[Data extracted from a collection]
** BEGIN **

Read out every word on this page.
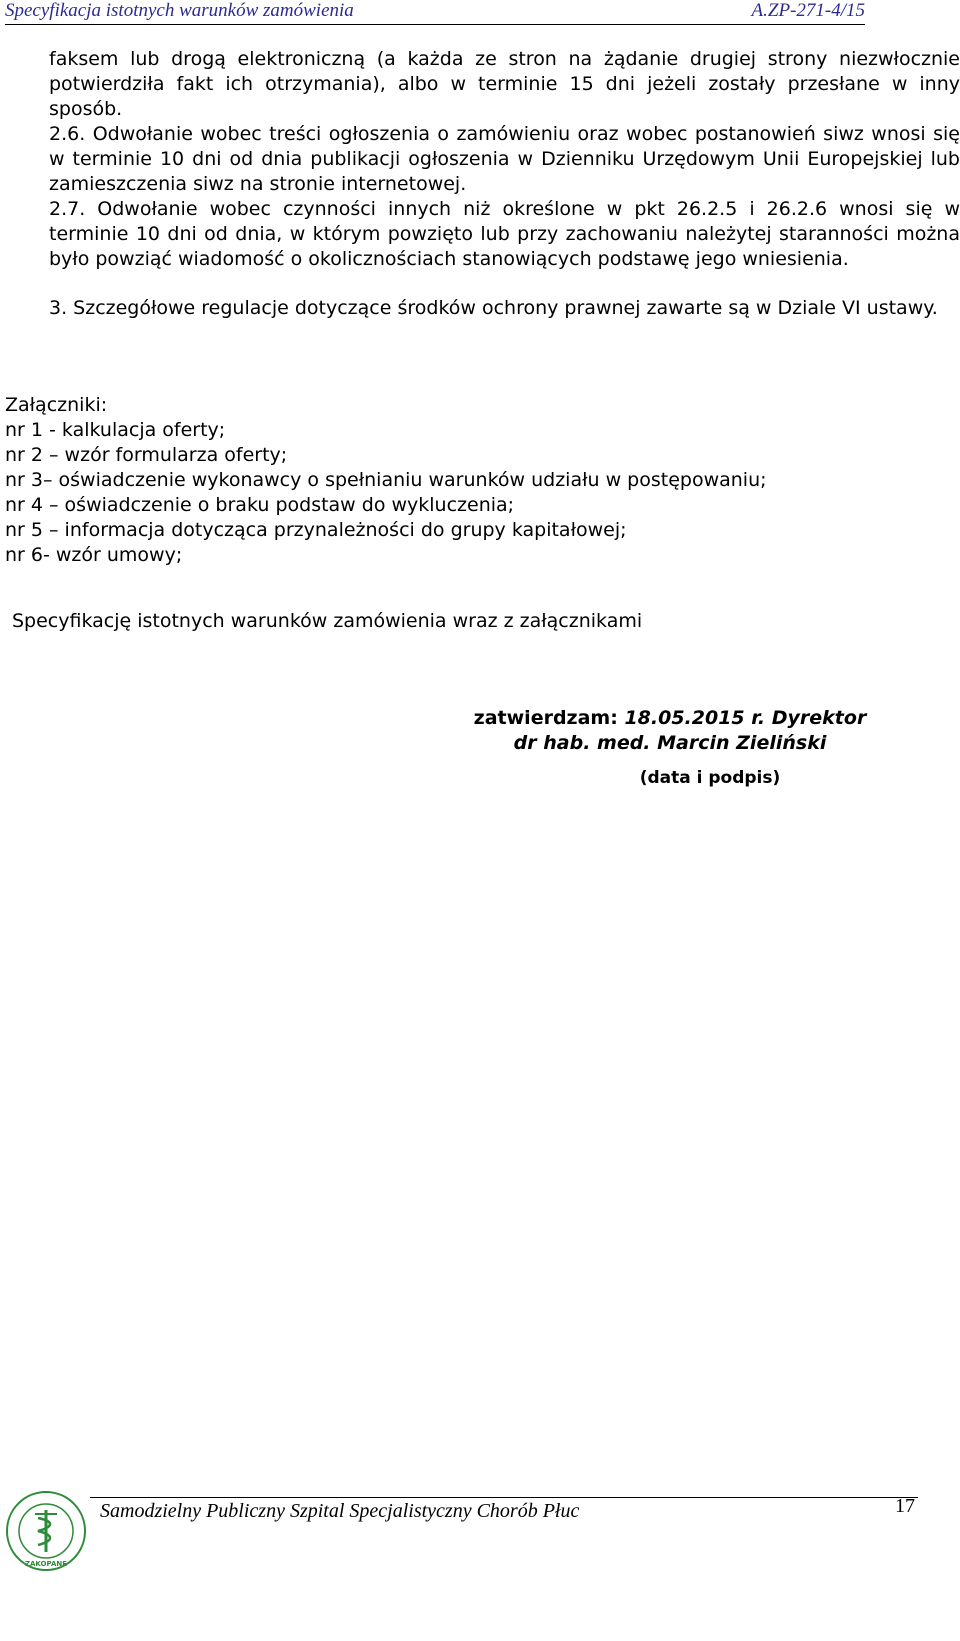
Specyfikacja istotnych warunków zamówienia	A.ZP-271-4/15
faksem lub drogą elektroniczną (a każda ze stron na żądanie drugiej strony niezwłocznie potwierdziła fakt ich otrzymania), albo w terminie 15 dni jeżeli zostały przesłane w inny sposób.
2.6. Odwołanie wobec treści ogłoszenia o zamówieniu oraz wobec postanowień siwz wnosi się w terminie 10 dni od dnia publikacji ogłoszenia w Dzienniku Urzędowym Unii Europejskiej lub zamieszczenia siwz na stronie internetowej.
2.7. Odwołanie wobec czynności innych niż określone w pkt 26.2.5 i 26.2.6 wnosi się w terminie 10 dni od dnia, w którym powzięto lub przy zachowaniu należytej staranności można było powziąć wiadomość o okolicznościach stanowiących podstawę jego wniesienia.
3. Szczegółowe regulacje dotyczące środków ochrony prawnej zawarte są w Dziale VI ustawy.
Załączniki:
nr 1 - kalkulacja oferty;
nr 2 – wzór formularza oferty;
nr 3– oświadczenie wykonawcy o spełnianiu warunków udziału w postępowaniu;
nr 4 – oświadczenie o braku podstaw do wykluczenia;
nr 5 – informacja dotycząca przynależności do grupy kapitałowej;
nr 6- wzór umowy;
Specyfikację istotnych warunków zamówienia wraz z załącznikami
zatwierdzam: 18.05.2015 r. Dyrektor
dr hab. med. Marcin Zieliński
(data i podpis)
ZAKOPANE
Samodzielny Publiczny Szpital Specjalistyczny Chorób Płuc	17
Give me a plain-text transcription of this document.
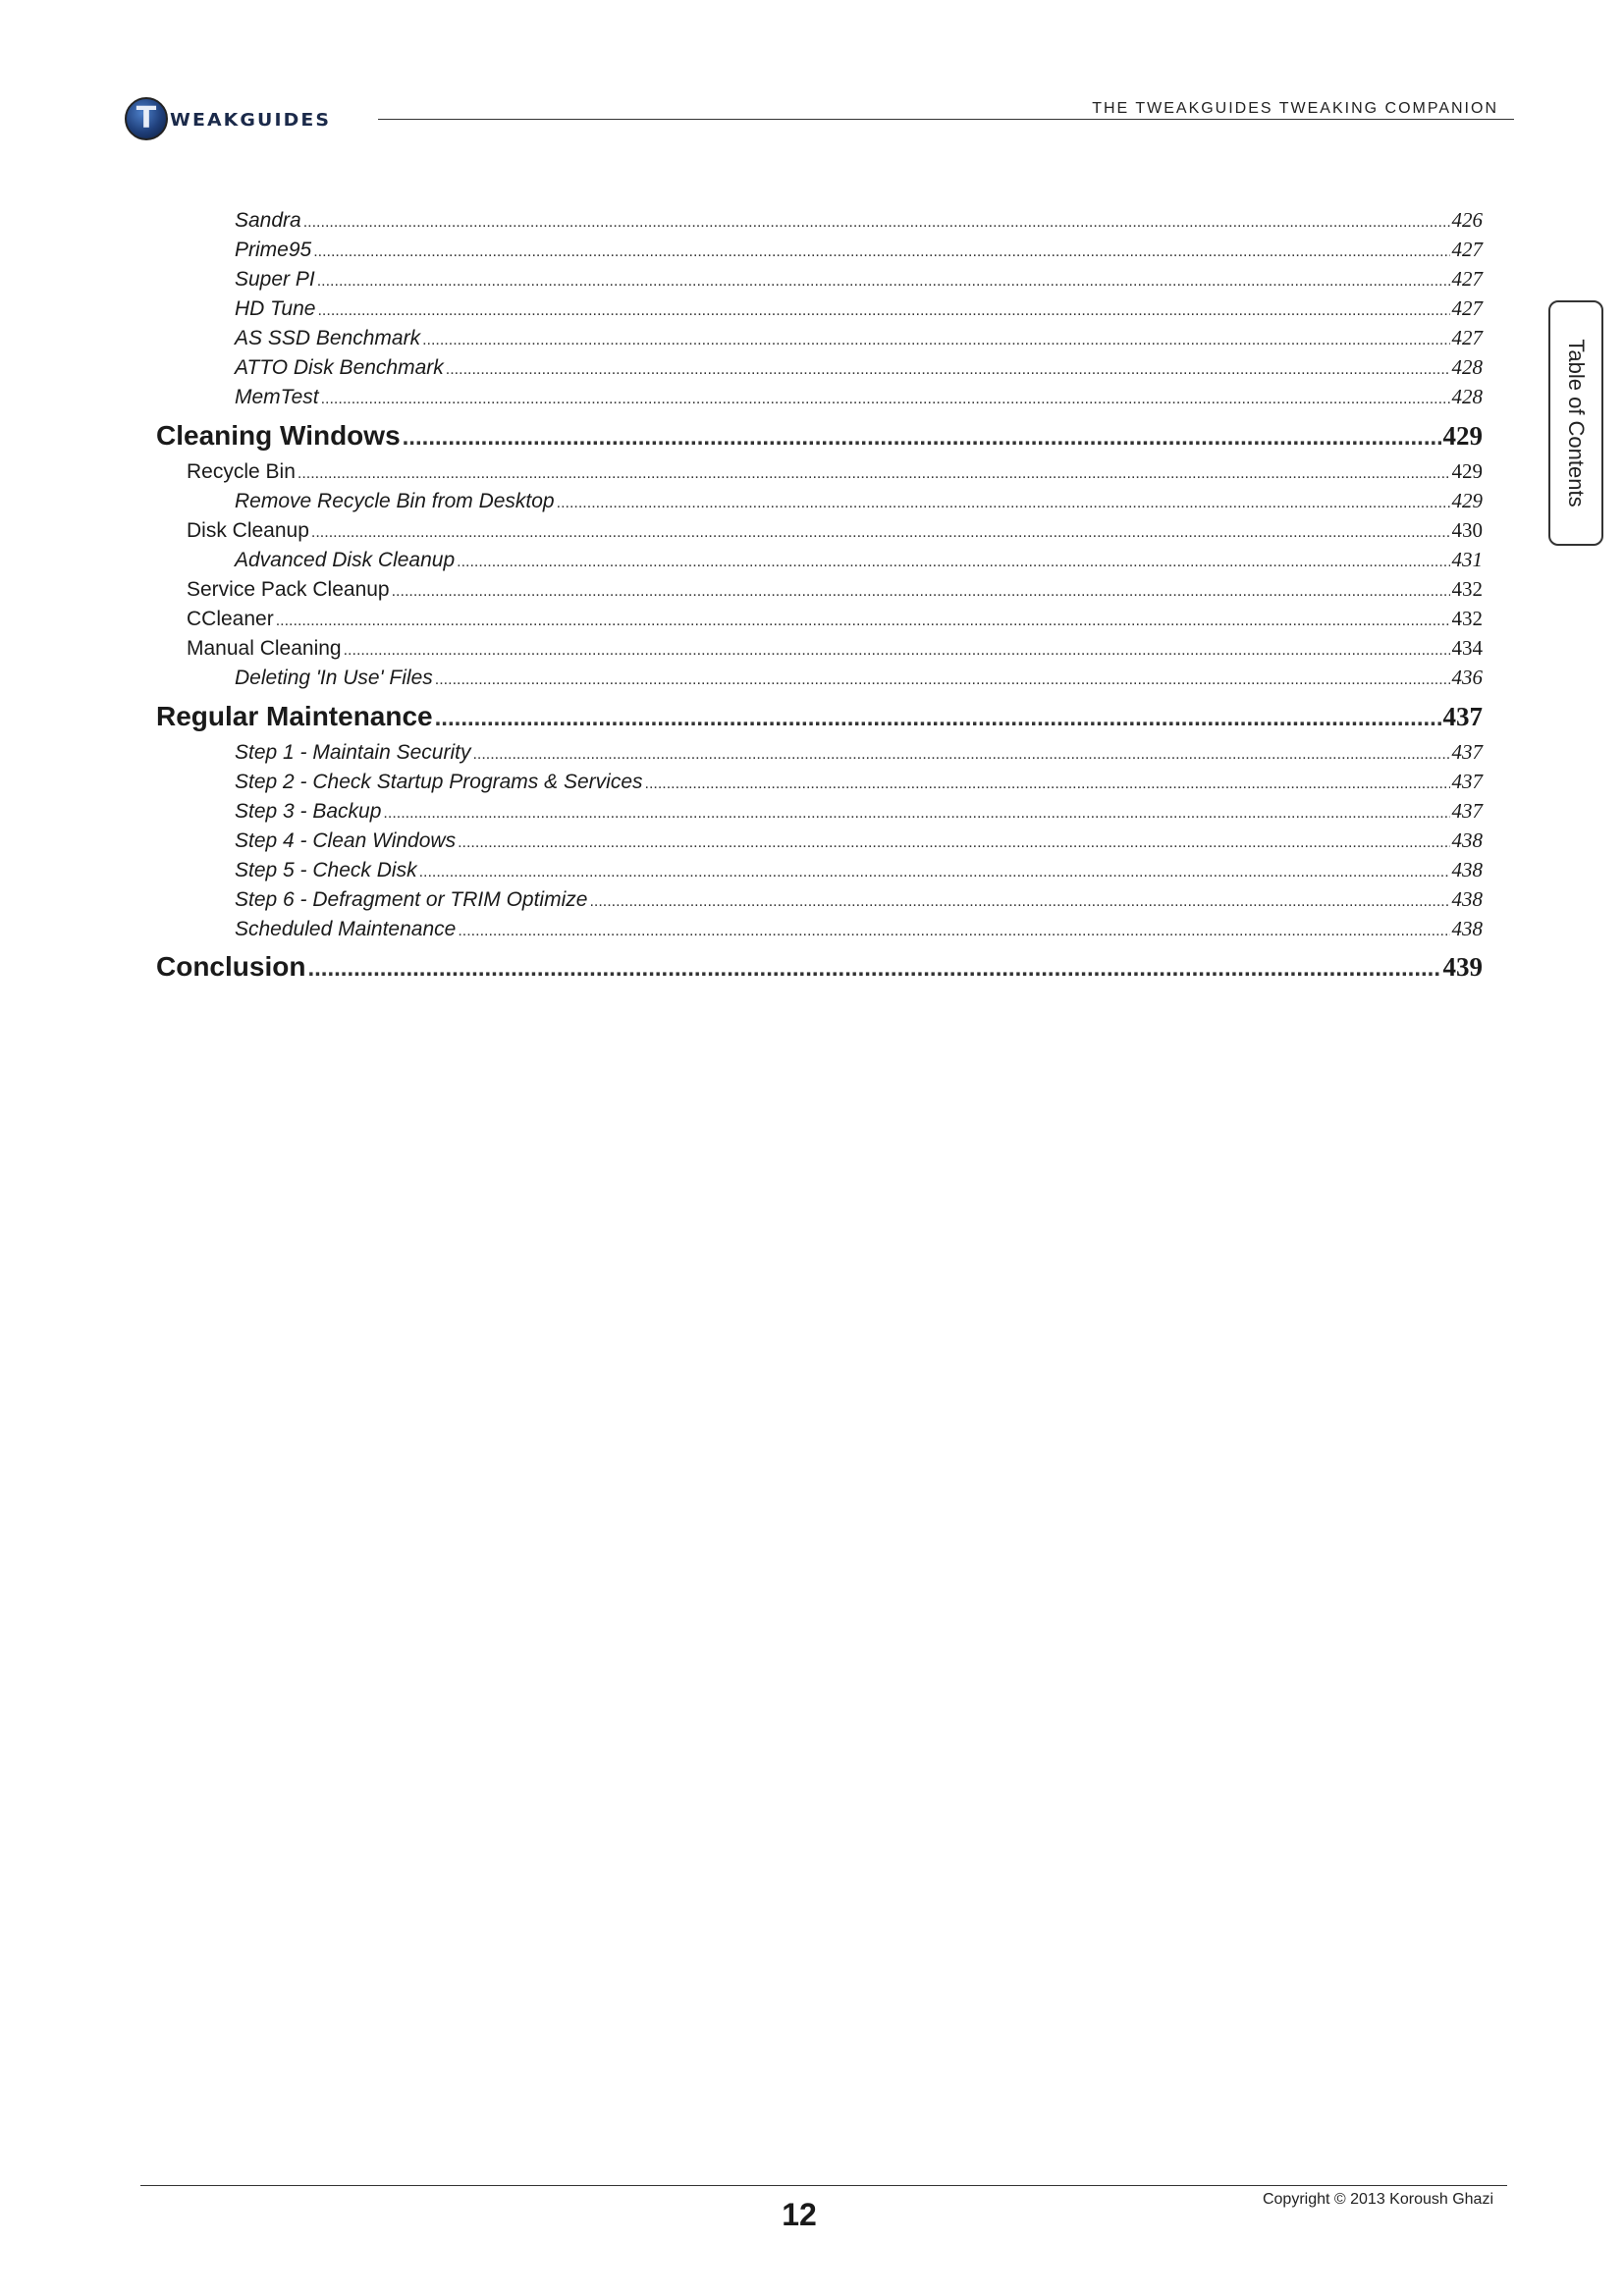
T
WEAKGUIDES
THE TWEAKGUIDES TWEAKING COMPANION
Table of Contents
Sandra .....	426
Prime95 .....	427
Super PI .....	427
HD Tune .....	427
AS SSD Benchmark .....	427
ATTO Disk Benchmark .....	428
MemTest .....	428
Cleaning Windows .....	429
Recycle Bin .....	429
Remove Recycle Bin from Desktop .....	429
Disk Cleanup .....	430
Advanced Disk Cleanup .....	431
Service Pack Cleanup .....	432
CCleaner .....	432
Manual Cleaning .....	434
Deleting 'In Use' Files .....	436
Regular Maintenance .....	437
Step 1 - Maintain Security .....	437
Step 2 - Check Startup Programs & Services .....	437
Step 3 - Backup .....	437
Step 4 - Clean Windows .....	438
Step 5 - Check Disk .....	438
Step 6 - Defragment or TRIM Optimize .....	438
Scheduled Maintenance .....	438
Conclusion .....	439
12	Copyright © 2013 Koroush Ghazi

** END **

- Given problem -
Return only the number of lines in the data above that include the word "wobec".

- Result -
2